Stored items from a collection:
- - - - - - -

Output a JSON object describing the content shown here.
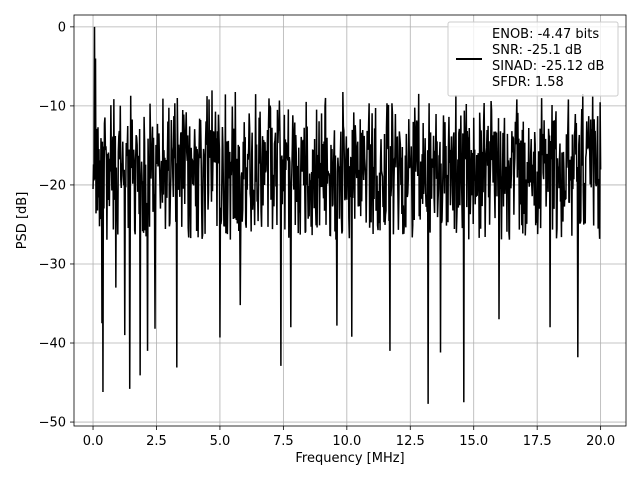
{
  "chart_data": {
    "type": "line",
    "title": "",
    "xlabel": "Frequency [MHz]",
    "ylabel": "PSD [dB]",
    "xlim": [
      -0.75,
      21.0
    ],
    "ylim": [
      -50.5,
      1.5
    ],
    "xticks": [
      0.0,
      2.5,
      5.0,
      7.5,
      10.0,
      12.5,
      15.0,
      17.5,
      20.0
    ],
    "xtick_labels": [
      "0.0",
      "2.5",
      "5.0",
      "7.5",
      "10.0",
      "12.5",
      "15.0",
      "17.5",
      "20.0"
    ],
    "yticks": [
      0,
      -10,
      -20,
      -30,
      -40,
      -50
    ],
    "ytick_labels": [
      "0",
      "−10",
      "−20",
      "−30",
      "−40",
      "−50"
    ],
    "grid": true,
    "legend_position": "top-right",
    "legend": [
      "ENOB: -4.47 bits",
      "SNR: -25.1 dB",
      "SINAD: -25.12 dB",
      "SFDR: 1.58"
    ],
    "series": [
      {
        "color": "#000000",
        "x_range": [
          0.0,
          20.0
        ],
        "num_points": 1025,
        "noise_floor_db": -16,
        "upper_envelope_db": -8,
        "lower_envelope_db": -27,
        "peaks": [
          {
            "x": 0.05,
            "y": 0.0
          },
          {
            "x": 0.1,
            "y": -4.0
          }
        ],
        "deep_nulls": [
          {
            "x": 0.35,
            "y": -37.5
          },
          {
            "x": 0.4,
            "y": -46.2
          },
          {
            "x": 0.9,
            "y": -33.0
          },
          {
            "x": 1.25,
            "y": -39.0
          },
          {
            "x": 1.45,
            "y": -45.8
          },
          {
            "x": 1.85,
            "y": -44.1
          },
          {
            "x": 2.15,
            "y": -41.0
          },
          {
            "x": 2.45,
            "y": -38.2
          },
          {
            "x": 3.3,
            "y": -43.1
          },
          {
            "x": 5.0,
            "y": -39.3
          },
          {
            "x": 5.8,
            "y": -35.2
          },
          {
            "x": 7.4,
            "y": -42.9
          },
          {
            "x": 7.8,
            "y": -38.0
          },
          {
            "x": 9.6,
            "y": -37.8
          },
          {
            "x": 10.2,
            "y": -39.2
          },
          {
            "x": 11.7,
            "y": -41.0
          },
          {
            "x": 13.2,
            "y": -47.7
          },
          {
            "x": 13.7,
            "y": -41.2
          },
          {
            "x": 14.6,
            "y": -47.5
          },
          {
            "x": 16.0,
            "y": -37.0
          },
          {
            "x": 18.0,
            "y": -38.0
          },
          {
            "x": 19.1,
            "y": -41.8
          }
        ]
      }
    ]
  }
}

- - - - - - -

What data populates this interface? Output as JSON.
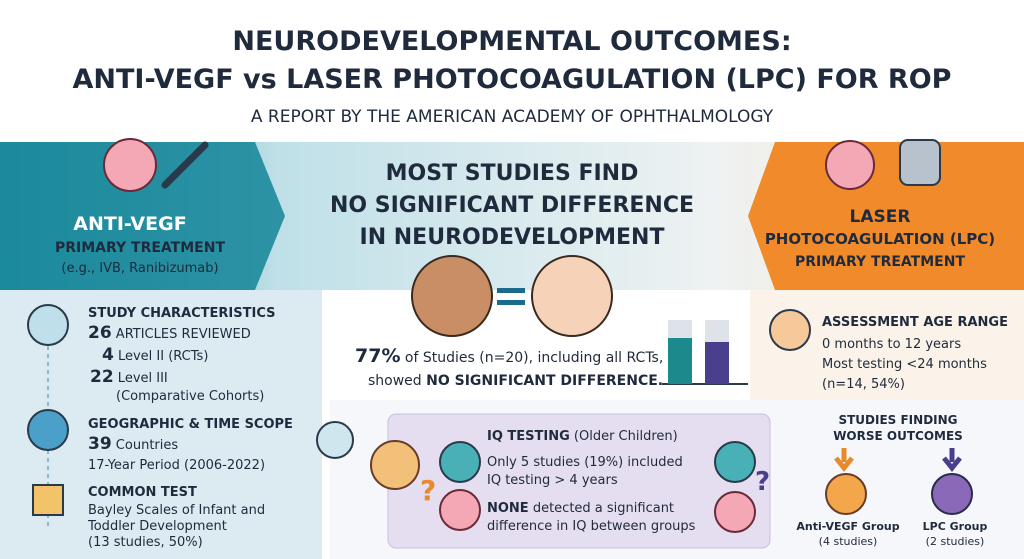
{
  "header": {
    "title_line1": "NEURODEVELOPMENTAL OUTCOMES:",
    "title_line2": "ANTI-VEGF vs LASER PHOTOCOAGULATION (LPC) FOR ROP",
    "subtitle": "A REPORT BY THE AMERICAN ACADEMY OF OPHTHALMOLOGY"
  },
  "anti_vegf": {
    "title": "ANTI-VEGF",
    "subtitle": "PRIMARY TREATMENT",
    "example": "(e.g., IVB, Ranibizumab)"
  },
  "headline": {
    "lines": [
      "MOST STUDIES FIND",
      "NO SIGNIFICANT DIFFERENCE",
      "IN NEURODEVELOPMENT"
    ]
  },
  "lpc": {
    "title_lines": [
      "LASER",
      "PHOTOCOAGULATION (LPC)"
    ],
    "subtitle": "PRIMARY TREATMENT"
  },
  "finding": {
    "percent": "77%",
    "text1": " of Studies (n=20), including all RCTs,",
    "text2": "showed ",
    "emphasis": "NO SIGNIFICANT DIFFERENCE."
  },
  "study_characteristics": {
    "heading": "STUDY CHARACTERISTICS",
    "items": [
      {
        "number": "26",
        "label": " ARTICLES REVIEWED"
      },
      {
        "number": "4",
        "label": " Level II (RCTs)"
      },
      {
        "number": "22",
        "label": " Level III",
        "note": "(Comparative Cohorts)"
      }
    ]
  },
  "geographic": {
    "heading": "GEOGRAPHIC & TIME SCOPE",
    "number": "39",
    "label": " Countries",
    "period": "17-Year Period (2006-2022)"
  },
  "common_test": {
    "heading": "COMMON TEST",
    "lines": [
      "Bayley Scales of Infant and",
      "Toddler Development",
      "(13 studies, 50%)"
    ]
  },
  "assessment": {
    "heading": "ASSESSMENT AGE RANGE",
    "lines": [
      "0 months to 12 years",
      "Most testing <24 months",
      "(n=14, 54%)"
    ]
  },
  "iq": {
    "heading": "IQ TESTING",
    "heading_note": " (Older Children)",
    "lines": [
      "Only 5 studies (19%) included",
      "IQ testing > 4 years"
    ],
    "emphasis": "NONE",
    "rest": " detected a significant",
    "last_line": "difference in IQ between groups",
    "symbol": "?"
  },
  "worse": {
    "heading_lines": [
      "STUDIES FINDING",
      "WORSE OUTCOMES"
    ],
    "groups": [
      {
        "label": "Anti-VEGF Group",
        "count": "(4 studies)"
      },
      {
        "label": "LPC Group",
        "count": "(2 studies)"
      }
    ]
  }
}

- - - - - - -

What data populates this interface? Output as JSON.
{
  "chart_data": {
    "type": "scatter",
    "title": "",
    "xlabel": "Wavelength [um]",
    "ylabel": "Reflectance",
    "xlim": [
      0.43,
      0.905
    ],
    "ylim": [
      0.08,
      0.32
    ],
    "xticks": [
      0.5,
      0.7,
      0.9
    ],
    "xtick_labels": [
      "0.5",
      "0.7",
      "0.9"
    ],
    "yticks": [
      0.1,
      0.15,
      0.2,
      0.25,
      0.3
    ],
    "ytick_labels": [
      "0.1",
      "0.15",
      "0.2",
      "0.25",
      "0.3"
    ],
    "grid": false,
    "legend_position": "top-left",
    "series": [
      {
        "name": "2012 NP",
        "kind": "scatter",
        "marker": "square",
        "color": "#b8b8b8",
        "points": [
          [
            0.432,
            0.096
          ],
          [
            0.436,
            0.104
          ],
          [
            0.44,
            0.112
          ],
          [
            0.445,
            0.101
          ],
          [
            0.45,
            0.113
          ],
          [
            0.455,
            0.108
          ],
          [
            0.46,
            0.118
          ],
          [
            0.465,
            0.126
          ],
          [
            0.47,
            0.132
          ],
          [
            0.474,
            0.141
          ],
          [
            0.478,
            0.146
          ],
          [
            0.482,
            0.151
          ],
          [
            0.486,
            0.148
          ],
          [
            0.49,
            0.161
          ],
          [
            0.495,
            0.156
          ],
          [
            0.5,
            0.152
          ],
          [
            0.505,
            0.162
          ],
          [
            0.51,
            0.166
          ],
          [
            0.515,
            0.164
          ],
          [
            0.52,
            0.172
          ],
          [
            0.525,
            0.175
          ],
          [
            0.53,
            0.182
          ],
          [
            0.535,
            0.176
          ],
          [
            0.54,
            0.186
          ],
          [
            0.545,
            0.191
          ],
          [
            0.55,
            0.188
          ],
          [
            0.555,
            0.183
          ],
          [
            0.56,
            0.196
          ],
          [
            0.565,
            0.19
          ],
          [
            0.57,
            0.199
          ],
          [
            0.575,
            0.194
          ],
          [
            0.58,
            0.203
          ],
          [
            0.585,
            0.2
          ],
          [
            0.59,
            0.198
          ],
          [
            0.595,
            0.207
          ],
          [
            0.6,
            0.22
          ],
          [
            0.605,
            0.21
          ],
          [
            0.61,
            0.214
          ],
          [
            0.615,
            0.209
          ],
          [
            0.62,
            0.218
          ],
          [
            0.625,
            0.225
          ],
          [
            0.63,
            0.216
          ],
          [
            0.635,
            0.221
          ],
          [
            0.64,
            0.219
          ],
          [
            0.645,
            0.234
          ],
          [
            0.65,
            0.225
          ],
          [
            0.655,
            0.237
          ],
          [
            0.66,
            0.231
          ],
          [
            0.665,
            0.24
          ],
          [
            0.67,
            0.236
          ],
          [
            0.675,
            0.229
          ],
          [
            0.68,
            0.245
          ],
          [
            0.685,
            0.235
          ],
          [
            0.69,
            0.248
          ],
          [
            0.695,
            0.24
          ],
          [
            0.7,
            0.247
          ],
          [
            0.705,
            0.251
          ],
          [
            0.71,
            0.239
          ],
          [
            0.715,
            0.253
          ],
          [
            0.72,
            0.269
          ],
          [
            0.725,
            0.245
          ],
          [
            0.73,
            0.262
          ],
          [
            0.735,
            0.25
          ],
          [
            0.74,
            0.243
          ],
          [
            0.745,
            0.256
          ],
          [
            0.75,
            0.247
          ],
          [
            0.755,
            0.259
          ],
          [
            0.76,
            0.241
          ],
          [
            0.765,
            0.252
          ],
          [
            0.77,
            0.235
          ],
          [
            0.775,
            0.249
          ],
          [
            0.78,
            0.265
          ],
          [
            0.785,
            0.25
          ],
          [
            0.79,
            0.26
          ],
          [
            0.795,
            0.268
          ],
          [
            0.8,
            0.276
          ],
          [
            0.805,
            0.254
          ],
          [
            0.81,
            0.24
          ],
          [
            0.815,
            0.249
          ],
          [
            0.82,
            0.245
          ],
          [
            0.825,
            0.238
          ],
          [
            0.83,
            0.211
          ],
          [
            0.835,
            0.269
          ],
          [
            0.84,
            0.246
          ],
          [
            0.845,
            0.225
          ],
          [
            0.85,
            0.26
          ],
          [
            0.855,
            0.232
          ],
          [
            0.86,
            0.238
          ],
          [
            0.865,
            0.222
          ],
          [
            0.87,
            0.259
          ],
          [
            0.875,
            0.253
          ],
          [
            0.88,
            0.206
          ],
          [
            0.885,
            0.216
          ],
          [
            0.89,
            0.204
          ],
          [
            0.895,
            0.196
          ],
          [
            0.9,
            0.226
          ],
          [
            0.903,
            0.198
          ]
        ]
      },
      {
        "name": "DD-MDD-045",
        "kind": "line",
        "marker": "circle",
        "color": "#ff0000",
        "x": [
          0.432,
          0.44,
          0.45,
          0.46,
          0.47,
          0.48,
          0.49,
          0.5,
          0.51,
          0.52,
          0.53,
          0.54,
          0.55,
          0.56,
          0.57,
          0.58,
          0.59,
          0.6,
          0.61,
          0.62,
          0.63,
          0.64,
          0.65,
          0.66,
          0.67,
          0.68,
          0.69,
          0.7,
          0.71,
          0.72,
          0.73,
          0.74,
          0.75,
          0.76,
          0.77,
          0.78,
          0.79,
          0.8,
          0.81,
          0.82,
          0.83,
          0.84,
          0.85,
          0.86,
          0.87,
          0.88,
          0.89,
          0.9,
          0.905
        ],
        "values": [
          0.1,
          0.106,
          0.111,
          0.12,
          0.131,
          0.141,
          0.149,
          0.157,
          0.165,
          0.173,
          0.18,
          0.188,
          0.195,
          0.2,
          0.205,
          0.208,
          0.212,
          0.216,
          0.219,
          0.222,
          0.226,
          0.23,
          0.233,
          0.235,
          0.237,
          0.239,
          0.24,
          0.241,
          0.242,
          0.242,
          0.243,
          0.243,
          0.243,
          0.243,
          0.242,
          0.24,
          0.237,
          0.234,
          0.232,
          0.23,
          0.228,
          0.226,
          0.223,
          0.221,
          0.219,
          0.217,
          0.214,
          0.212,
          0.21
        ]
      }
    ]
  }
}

- - - - - - -

**WHAT IS ASKED**
Copy each line from the data above that includes "years".

**REPLY TO THE EXERCISE**
      "0 months to 12 years",
      "IQ testing > 4 years"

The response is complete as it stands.